__What is being asked__:
Only the number is wanted: how many lines contain the word "Plumbing"?

__Input for this task__:
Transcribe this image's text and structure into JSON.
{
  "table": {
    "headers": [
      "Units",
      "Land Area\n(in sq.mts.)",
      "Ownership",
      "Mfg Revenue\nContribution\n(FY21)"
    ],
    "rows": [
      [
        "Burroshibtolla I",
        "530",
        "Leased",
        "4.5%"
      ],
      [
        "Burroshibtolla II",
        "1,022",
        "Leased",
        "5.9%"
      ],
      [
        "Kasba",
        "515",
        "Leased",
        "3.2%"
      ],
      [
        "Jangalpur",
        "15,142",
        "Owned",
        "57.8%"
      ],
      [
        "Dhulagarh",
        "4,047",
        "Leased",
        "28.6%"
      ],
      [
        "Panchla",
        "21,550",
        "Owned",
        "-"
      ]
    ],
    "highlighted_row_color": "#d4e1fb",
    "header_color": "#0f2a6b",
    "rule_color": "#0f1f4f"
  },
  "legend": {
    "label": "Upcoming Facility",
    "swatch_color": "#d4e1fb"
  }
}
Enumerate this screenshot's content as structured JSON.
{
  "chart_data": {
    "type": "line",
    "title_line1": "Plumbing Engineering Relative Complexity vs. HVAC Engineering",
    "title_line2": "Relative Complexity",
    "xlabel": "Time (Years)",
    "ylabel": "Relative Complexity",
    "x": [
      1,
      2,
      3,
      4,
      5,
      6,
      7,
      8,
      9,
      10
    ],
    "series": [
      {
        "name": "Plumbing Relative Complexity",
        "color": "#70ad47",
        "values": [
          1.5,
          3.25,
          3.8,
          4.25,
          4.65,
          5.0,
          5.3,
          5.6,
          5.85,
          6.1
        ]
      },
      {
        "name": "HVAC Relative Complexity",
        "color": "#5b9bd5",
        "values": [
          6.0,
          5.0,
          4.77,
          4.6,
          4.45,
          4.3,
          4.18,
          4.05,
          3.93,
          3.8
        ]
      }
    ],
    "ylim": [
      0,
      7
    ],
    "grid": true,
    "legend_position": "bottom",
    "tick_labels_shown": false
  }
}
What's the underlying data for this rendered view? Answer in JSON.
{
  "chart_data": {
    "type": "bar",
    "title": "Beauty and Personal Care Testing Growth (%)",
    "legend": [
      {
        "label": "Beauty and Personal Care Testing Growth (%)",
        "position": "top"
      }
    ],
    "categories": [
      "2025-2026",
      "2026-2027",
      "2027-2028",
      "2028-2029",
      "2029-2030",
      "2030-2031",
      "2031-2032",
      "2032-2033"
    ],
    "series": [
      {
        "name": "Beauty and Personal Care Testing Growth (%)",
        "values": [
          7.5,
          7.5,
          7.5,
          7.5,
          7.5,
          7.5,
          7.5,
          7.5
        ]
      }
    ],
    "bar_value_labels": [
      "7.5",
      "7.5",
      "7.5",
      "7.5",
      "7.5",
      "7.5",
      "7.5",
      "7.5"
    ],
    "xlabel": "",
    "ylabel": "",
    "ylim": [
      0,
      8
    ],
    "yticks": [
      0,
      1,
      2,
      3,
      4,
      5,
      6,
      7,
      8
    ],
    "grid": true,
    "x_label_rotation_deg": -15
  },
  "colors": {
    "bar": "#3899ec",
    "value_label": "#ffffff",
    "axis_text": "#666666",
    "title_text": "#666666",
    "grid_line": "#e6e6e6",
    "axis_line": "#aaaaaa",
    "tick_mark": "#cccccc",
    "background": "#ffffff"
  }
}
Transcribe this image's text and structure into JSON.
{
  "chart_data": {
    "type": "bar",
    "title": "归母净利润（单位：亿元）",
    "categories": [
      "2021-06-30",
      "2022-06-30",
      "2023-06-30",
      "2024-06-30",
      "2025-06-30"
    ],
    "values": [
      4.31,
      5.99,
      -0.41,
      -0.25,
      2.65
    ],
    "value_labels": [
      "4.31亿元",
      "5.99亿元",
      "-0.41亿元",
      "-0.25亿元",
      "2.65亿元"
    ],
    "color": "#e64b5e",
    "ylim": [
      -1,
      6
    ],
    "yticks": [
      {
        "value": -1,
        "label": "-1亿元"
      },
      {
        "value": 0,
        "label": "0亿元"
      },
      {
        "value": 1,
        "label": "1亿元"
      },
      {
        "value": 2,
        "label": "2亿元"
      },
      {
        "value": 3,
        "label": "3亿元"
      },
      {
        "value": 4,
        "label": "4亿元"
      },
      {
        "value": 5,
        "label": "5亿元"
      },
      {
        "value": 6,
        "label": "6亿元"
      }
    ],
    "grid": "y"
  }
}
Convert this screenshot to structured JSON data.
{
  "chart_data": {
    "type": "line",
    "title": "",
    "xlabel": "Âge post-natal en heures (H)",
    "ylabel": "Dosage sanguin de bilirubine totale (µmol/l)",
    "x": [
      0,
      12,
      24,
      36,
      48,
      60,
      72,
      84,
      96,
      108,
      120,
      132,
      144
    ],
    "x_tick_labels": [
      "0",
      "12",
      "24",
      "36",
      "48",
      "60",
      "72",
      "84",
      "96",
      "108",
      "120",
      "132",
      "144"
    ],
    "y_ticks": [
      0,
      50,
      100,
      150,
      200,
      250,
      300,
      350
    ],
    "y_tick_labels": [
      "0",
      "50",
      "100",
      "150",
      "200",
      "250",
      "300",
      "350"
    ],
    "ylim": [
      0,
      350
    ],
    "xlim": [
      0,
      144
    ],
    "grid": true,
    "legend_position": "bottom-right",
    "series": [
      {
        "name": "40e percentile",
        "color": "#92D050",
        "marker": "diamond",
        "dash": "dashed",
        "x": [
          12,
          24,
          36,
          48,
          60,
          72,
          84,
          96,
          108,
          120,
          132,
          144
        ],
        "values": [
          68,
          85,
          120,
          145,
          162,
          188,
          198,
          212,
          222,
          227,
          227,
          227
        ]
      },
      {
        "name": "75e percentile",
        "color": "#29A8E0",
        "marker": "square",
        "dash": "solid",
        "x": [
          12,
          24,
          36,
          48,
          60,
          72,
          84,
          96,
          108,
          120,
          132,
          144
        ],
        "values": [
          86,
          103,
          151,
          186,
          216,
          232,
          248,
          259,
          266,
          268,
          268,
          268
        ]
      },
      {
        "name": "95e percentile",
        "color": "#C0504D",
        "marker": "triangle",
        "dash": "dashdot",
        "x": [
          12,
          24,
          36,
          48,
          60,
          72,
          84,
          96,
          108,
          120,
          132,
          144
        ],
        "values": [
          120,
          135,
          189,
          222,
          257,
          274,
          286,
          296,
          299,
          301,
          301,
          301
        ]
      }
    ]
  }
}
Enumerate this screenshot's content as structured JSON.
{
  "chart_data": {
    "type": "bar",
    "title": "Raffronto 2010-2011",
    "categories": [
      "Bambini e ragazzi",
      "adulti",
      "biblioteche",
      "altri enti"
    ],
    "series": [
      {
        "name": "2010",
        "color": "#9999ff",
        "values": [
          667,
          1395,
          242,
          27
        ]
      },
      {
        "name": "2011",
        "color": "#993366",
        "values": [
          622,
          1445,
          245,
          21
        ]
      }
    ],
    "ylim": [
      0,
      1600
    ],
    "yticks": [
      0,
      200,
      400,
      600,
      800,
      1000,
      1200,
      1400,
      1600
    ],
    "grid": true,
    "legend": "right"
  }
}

__Result__:
2